Records contained in a dataset
------------------------
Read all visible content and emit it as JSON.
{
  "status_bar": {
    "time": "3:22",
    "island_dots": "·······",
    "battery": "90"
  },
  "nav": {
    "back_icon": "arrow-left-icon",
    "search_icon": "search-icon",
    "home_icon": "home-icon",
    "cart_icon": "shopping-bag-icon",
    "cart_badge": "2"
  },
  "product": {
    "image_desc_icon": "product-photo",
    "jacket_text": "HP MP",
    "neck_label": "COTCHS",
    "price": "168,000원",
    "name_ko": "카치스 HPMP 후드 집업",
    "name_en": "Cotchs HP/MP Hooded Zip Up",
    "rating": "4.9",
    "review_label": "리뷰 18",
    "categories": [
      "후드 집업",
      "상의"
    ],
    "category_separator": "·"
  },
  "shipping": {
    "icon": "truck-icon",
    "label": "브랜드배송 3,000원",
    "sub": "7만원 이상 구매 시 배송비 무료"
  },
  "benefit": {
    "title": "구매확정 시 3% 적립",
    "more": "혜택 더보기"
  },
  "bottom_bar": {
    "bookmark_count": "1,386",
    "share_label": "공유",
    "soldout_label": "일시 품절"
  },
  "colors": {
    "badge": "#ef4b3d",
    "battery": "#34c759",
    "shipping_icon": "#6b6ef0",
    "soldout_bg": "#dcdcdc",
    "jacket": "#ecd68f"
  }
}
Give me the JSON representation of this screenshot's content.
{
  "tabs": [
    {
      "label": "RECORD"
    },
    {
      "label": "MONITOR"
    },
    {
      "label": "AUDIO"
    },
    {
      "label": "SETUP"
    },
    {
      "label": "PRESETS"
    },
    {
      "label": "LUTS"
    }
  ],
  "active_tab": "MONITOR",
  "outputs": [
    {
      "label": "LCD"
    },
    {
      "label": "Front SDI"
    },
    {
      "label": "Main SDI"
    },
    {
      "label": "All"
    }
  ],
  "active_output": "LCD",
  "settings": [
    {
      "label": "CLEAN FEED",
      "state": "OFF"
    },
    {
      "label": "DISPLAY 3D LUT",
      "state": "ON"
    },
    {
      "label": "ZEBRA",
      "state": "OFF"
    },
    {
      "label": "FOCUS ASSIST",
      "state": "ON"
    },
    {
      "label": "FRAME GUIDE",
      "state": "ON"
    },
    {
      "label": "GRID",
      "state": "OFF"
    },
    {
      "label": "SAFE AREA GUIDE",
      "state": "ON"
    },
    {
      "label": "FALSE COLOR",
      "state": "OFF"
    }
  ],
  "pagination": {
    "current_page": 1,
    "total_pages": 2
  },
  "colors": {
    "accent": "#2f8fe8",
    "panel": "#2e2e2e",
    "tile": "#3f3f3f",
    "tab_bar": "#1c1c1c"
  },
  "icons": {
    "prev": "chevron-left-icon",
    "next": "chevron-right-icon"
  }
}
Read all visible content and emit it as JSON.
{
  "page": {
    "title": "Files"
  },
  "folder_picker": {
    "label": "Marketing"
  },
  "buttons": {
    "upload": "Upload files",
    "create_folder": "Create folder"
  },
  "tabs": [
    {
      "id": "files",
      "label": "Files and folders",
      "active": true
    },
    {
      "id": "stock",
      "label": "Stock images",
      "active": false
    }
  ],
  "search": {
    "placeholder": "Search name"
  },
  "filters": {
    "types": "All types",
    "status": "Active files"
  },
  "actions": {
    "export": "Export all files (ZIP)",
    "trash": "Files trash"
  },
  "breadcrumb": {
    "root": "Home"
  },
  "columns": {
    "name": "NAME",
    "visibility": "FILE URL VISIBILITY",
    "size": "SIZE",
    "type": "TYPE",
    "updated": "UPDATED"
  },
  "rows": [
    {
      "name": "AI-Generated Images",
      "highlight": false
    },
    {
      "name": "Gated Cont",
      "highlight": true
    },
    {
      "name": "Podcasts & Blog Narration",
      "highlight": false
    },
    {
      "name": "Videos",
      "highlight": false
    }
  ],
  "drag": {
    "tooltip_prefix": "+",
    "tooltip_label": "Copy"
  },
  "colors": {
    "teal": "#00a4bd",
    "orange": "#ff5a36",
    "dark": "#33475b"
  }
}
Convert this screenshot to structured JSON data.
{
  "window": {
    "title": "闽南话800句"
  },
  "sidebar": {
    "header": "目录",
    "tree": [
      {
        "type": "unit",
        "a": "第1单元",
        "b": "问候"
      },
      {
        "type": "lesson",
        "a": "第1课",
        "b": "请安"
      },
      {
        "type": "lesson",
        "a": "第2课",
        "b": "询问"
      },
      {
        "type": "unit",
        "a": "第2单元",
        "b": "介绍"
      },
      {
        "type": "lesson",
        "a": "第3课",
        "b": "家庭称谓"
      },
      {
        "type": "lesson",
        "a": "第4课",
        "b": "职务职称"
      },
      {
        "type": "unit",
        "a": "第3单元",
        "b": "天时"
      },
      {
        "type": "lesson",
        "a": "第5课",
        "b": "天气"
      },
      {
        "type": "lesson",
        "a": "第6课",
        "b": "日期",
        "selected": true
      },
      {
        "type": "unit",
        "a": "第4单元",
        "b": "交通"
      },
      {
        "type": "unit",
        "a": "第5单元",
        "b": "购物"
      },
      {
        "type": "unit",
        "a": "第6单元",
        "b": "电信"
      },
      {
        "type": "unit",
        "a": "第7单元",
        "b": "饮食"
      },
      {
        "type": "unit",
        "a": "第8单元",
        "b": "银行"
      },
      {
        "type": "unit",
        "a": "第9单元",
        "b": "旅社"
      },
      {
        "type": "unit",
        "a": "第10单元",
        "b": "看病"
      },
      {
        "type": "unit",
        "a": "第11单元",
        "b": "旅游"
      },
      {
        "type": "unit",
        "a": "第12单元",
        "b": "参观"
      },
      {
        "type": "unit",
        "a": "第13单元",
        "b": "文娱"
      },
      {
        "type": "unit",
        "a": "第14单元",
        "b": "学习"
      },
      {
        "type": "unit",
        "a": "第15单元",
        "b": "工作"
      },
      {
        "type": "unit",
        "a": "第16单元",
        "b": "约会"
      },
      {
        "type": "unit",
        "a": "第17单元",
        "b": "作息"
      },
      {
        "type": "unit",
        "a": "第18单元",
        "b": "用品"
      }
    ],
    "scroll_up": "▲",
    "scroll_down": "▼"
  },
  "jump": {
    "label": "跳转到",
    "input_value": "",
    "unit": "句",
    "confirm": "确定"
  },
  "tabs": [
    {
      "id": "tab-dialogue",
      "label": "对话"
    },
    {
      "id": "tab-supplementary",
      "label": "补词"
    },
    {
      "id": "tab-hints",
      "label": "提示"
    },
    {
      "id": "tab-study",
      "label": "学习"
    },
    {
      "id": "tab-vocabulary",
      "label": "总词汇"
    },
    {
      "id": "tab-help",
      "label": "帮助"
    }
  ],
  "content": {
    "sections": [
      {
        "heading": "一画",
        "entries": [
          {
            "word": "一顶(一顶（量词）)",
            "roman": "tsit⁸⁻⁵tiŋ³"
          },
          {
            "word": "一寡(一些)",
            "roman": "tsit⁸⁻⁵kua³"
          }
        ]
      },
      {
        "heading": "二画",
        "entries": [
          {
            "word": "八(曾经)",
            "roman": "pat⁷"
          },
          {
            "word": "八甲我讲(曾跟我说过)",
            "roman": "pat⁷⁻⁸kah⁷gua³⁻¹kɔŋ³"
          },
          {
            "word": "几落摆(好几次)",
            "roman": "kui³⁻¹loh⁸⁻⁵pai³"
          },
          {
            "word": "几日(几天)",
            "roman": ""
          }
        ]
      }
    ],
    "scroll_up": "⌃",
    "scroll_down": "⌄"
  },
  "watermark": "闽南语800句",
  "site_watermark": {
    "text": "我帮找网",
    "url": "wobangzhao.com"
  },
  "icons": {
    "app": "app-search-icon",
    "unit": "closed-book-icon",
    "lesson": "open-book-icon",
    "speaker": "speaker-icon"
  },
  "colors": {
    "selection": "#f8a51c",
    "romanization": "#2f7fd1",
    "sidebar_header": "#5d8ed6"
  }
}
------------------------
REQUEST
Count how many lines include the string "word". Nothing but the number is needed.

TASK RESULT
6